GIVEN ENTRIES —
---------------

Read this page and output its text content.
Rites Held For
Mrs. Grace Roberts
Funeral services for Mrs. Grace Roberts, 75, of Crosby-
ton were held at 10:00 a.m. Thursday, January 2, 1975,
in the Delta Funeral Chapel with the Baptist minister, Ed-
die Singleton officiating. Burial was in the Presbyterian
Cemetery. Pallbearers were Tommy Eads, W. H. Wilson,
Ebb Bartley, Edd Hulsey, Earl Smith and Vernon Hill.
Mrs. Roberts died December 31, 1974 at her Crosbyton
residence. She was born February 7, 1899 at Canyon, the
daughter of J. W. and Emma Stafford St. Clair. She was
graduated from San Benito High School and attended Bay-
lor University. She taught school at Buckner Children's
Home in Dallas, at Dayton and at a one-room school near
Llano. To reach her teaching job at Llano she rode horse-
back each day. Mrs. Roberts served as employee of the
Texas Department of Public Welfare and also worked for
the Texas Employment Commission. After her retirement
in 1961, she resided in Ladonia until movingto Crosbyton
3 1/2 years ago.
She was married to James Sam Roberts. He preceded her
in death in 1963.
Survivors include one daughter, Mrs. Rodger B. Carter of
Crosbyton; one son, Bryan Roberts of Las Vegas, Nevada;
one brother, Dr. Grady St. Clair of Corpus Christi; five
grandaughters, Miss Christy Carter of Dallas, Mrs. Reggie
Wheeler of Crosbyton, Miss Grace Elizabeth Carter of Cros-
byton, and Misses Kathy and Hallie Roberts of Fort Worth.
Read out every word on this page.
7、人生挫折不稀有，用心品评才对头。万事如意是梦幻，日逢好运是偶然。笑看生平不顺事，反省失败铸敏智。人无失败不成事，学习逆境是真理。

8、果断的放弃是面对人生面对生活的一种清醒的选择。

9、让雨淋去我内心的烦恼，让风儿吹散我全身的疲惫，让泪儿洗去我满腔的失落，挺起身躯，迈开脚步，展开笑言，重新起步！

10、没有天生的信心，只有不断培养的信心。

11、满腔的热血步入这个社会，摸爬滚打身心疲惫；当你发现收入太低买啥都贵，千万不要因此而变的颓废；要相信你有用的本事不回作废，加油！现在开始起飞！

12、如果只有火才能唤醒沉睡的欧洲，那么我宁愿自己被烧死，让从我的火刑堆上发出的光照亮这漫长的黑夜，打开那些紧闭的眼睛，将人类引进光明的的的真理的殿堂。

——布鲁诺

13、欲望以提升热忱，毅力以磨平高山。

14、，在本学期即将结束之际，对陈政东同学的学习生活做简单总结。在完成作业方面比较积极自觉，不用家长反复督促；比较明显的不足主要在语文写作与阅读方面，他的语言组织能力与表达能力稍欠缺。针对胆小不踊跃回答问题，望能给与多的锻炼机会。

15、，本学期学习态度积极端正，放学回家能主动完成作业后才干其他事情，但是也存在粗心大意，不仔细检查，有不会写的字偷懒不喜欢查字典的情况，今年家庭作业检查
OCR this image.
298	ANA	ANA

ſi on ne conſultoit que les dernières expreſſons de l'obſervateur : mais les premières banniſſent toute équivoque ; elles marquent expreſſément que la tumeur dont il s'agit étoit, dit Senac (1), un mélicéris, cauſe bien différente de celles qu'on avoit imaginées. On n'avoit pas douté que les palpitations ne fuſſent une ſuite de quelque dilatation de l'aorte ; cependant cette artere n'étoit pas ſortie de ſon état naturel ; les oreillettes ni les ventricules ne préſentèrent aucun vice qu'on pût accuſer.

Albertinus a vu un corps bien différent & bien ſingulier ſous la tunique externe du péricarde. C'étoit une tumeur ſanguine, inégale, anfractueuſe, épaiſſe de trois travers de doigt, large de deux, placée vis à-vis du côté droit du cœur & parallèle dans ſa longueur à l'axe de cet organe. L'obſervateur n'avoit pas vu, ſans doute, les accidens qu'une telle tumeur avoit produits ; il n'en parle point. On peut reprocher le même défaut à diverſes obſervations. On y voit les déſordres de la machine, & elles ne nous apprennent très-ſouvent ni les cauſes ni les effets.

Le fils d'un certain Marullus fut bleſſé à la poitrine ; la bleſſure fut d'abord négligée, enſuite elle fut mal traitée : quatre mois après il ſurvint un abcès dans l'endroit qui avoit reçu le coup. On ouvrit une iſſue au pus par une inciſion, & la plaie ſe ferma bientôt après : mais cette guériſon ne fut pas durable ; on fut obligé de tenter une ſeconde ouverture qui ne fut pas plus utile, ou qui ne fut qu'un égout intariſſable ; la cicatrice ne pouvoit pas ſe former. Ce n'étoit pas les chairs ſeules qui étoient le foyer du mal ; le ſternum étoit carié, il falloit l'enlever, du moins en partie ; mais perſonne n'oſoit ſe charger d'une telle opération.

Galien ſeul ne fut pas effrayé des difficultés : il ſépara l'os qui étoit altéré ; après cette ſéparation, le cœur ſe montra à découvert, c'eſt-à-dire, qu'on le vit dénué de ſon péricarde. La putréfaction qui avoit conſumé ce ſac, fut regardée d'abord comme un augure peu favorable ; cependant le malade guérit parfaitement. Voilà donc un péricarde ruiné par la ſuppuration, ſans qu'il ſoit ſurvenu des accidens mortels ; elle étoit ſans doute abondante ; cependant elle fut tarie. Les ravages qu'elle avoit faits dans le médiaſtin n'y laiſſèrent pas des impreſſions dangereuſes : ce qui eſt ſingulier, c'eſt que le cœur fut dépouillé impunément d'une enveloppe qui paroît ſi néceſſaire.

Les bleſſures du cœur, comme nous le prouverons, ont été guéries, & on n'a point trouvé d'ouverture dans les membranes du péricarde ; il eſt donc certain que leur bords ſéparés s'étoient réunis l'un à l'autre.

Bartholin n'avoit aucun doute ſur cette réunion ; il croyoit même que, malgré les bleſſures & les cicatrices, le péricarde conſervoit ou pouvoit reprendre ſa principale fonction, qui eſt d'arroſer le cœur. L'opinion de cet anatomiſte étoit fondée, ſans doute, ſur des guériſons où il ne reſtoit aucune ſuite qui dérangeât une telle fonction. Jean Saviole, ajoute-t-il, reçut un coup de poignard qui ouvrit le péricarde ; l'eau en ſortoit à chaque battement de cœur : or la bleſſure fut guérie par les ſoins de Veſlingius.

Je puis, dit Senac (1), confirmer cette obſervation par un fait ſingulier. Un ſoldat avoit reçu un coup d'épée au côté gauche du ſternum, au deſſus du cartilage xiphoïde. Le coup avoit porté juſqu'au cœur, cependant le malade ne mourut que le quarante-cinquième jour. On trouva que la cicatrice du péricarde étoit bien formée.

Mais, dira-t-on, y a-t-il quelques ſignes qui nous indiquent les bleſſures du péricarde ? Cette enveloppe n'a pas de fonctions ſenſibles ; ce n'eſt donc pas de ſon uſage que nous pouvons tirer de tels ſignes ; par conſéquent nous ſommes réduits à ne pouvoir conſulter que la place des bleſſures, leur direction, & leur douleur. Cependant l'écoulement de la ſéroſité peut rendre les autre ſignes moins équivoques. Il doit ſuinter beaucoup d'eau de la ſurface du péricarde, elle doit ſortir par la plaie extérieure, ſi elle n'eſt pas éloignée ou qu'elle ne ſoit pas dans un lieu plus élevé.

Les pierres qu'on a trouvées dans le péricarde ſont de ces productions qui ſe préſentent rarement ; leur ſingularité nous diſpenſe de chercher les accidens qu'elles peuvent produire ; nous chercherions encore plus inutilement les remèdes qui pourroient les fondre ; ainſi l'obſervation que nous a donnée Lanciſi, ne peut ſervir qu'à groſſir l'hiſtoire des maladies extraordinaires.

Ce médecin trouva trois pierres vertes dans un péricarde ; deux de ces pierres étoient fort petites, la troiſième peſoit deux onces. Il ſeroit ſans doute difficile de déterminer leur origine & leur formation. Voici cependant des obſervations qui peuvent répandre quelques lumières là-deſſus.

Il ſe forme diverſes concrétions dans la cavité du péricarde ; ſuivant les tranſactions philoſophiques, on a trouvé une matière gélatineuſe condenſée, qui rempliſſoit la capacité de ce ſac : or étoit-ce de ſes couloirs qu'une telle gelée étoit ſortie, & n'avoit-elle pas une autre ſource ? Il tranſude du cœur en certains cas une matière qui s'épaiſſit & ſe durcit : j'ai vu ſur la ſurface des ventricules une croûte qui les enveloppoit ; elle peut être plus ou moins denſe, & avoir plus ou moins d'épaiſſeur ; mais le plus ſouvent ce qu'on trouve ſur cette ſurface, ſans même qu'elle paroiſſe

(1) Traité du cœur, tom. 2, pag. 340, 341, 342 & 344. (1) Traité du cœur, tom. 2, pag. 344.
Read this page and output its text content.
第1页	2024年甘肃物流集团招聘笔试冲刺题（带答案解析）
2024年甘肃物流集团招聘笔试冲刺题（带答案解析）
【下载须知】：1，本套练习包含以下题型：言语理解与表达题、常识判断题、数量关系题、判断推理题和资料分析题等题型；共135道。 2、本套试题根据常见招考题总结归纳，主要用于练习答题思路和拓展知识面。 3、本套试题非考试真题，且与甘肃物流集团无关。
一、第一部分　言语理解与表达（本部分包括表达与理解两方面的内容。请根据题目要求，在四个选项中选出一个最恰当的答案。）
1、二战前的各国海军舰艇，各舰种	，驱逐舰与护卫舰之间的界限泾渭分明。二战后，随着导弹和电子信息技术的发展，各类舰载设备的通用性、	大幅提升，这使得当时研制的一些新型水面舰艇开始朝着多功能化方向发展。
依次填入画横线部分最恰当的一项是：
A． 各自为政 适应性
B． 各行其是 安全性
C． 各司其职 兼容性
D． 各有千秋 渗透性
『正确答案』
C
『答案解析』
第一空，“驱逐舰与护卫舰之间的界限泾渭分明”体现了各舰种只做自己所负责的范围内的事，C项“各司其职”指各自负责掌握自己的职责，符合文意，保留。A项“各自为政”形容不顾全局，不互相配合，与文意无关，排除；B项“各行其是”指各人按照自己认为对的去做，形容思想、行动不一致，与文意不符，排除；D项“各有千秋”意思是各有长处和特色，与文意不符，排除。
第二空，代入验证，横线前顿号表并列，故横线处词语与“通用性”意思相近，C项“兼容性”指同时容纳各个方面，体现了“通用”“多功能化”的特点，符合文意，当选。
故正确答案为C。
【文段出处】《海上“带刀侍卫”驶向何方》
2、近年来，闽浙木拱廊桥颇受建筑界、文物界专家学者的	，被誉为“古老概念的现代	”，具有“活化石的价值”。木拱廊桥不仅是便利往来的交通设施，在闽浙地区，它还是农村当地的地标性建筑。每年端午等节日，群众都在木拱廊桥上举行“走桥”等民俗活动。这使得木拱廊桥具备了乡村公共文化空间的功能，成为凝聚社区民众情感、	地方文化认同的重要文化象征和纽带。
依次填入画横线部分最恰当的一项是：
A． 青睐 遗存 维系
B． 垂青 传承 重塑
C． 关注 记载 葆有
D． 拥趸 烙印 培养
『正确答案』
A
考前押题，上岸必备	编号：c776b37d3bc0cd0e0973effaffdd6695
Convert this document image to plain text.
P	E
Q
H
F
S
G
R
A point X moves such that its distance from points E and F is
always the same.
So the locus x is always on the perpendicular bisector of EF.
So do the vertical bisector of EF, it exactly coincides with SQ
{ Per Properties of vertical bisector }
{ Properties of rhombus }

---------------

PROBLEM DESCRIPTION —
Select every line of the records holding the string "Properties".

RESULT FOR THIS EXERCISE —
{ Per Properties of vertical bisector }
{ Properties of rhombus }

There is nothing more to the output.